BRIEF A = According to the passage about the Sede Vacante, on what date was Cardinal Guy Folques writing to Charles of Anjou?

TEXT PROVIDED =
## BEGIN

During the Sede Vacante, Cardinal Guy Folques was very busy. Still in France on January 5, 1265, the Vigil of the Epiphany, he was writing to Charles of Anjou [Eduard Martène, Thesaurus novus anecdotum II (Paris 1717), column 101], reminding him that the Roman People, who had summoned him to be their ruler, were eager to see his face. He praises Charles' vicar, Jacques Gantelmi (Jacopo Cantelmi), who was working in Rome with a minimum staff and on a shoestring budget.
Romanorum populus alti nominis et magni spiritus, qui ad Urbis regimen vos vocavit, vestram faciem videre desiderans, cum magna est interim districtione tractandus. Volunt enim Romani rectores suos et gestus magnificos, et verba tonantia, et facta terribilia prae ceteris habere principibus, mundi dominium subreptum sibi postquam translatum ad alios judicanttes. Laudamus in his vestrum vicarium Dominum J. Gantelmi principaliter et ejus socios juxta vires, sed numeri paucitas, et tenuitas expensarum ejus, et vestram in eo minuit dignitatem.... Illud autem certum est apud multos, quod si regnum oblatum recipitis, Urbs est vestra, per quam est regnum acquirere, et a Romana ecclesia quod vobis expedierit et ipsa dare decreverit obtinere poteritis, et in ipsa Urbe quid etiam vobis placuerit facere.
And he encourages Charles to get to Rome as soon as possible and take advantage of the opportunites offered him there.
Of the Election, Fra Salimbene, OFM, the famous monastic chronicler of Parma, wrote (Cristofori, 39; Salimbene Cronaca, p. 347):
Anno Dom(ini) MCCLXV. Indictione VIII. In festo B(eatae) Agathae, id est VII [sic] februarii electus fuit Do(min(us) Clemens IIII, apud Perusium, et ipse erat in ultramontanis partibus tunc, et erat de collegio Cardinalium, et noluit ire ad accipiendum papatum, nisi prius visitaret ecclesiam B(eati) Farncisci de Assisio.

## END

DATA TO USE =
## BEGIN

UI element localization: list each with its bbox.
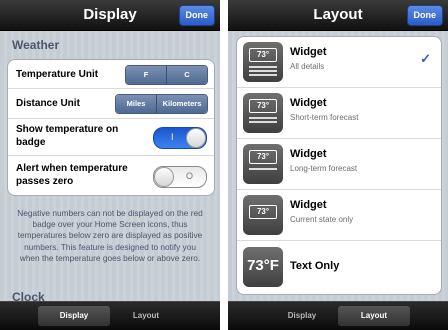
layout-option-subtitle: Current state only [290, 215, 354, 224]
distance-unit-label: Distance Unit [16, 98, 80, 109]
thumb-temp: 73° [249, 48, 277, 62]
layout-screen: Layout Done 73° Widget All details ✓ 73°… [228, 0, 448, 330]
widget-thumbnail-icon: 73° [243, 195, 283, 235]
tab-bar: Display Layout [0, 301, 220, 330]
layout-option-title: Text Only [290, 260, 340, 272]
temperature-unit-segmented-control[interactable]: F C [125, 65, 208, 85]
layout-option-text-only[interactable]: 73°F Text Only [237, 241, 441, 294]
nav-bar: Display Done [0, 0, 220, 31]
tab-display[interactable]: Display [266, 306, 338, 326]
layout-option-subtitle: Long-term forecast [290, 164, 358, 173]
layout-option-long-term[interactable]: 73° Widget Long-term forecast [237, 139, 441, 190]
tab-layout[interactable]: Layout [338, 306, 410, 326]
thumb-temp: 73° [249, 205, 277, 219]
widget-thumbnail-icon: 73° [243, 144, 283, 184]
temperature-unit-option-c[interactable]: C [166, 66, 207, 84]
layout-option-title: Widget [290, 148, 327, 160]
thumb-temp: 73° [249, 99, 277, 113]
show-badge-label-line1: Show temperature on [16, 124, 119, 135]
toggle-knob [154, 167, 174, 187]
layout-option-subtitle: Short-term forecast [290, 113, 359, 122]
thumb-lines [249, 117, 277, 123]
toggle-off-mark: O [185, 171, 193, 181]
layout-option-short-term[interactable]: 73° Widget Short-term forecast [237, 88, 441, 139]
widget-thumbnail-icon: 73° [243, 93, 283, 133]
layout-option-title: Widget [290, 199, 327, 211]
section-title-weather: Weather [12, 38, 60, 52]
thumb-temp: 73° [249, 150, 277, 164]
alert-zero-label-line2: passes zero [16, 176, 74, 187]
done-button[interactable]: Done [406, 5, 443, 26]
thumb-big-temp: 73°F [247, 257, 279, 274]
screen-divider [220, 0, 228, 330]
show-badge-label: Show temperature on badge [16, 123, 118, 149]
nav-bar: Layout Done [228, 0, 448, 31]
layout-option-all-details[interactable]: 73° Widget All details ✓ [237, 37, 441, 88]
layout-option-subtitle: All details [290, 62, 325, 71]
thumb-lines [249, 168, 277, 172]
temperature-unit-label: Temperature Unit [16, 69, 99, 80]
show-badge-label-line2: badge [16, 137, 46, 148]
temperature-unit-option-f[interactable]: F [126, 66, 166, 84]
tab-bar: Display Layout [228, 301, 448, 330]
layout-option-title: Widget [290, 97, 327, 109]
toggle-on-mark: I [171, 132, 174, 142]
text-only-thumbnail-icon: 73°F [243, 247, 283, 287]
distance-unit-segmented-control[interactable]: Miles Kilometers [115, 94, 208, 114]
layout-option-current-state[interactable]: 73° Widget Current state only [237, 190, 441, 241]
temperature-unit-row: Temperature Unit F C [8, 60, 214, 89]
alert-zero-label: Alert when temperature passes zero [16, 162, 128, 188]
weather-settings-group: Temperature Unit F C Distance Unit Miles… [7, 59, 215, 196]
tab-display[interactable]: Display [38, 306, 110, 326]
alert-zero-label-line1: Alert when temperature [16, 163, 128, 174]
distance-unit-option-miles[interactable]: Miles [116, 95, 156, 113]
distance-unit-row: Distance Unit Miles Kilometers [8, 89, 214, 119]
show-badge-row: Show temperature on badge I [8, 119, 214, 156]
negative-numbers-footnote: Negative numbers can not be displayed on… [17, 208, 203, 263]
layout-option-title: Widget [290, 46, 327, 58]
tab-layout[interactable]: Layout [110, 306, 182, 326]
show-badge-toggle[interactable]: I [153, 127, 207, 149]
display-screen: Display Done Weather Temperature Unit F … [0, 0, 220, 330]
widget-thumbnail-icon: 73° [243, 42, 283, 82]
layout-options-list: 73° Widget All details ✓ 73° Widget Shor… [236, 36, 442, 295]
alert-zero-toggle[interactable]: O [153, 166, 207, 188]
distance-unit-option-kilometers[interactable]: Kilometers [156, 95, 207, 113]
toggle-knob [186, 128, 206, 148]
done-button[interactable]: Done [178, 5, 215, 26]
alert-zero-row: Alert when temperature passes zero O [8, 156, 214, 195]
thumb-lines [249, 66, 277, 76]
checkmark-icon: ✓ [420, 51, 431, 66]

## END

BRIEF B = In the rows, rewrite everything from the line containing "layout-option-subtitle: Current state" down to the line containing "layout-screen: Layout Done", changing "Widget" to "Tile" and keeping all else the same. Return only those lines.

COMPLETE OUTPUT A = January 5, 1265, the Vigil of the Epiphany.

COMPLETE OUTPUT B =
layout-option-subtitle: Current state only [290, 215, 354, 224]
distance-unit-label: Distance Unit [16, 98, 80, 109]
thumb-temp: 73° [249, 48, 277, 62]
layout-screen: Layout Done 73° Tile All details ✓ 73°… [228, 0, 448, 330]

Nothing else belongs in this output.